* _Description of the task_: Scan the lines below; pull out those with "marker".

* _Exercise data_:
* BEGIN *

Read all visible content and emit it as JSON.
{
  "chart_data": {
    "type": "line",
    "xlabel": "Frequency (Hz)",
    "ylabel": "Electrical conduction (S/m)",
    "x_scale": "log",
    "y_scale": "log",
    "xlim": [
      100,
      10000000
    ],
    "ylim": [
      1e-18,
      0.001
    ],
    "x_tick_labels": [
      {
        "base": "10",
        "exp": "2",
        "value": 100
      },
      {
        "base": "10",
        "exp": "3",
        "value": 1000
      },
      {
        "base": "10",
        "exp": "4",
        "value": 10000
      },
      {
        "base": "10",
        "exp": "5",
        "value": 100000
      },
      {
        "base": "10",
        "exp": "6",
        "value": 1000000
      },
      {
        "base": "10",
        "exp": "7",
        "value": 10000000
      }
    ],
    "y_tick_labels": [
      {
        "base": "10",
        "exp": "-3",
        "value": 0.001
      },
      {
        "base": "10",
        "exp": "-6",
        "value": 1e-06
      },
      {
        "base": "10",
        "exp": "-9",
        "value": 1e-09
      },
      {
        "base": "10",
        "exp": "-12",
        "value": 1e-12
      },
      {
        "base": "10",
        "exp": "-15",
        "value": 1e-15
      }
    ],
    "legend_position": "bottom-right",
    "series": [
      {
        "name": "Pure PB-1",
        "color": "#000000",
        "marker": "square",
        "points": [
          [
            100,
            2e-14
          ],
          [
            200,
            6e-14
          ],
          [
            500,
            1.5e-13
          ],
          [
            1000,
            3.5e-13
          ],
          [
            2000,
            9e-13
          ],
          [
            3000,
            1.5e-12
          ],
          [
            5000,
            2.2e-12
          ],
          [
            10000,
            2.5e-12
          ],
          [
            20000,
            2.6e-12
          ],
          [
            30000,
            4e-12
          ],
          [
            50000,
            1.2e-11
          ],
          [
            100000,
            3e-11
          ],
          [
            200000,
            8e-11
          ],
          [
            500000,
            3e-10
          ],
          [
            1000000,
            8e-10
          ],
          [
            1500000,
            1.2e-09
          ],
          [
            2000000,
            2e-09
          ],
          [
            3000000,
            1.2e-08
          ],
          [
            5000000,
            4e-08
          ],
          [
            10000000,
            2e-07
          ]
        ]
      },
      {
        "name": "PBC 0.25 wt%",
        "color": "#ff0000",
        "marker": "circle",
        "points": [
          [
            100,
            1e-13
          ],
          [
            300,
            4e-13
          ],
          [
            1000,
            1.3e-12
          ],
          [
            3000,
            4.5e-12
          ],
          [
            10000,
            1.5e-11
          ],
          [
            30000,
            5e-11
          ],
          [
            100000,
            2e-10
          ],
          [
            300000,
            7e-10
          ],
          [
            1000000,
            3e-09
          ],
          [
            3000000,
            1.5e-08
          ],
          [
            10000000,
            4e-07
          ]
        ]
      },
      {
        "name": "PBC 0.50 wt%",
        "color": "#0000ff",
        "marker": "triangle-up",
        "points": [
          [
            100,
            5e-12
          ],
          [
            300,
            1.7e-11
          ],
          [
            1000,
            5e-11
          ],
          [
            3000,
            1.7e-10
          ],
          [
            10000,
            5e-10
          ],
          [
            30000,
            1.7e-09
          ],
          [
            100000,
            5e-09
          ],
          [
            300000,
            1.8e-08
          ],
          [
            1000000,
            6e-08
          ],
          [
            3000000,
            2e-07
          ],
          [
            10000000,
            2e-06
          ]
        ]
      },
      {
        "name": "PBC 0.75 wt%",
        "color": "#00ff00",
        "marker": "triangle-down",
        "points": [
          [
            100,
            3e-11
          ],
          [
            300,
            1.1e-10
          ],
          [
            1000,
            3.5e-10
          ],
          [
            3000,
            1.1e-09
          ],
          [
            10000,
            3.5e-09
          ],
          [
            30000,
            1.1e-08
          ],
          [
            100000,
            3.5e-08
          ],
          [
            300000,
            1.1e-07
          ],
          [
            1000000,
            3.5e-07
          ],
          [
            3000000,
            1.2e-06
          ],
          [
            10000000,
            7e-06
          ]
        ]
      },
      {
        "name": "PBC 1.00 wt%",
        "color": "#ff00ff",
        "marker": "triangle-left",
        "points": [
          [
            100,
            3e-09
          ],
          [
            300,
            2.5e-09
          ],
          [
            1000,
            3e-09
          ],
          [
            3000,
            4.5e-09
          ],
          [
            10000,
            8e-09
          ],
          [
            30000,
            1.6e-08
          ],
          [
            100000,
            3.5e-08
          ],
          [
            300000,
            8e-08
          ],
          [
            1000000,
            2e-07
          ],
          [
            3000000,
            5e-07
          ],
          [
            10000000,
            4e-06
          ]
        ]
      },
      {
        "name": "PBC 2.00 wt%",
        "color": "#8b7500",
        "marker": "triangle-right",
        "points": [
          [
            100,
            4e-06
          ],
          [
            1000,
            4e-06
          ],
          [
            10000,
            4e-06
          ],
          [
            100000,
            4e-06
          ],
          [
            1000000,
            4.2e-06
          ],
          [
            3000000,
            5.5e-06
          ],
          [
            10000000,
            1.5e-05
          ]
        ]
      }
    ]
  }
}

* END *

* _Exercise response_:
        "marker": "square",
        "marker": "circle",
        "marker": "triangle-up",
        "marker": "triangle-down",
        "marker": "triangle-left",
        "marker": "triangle-right",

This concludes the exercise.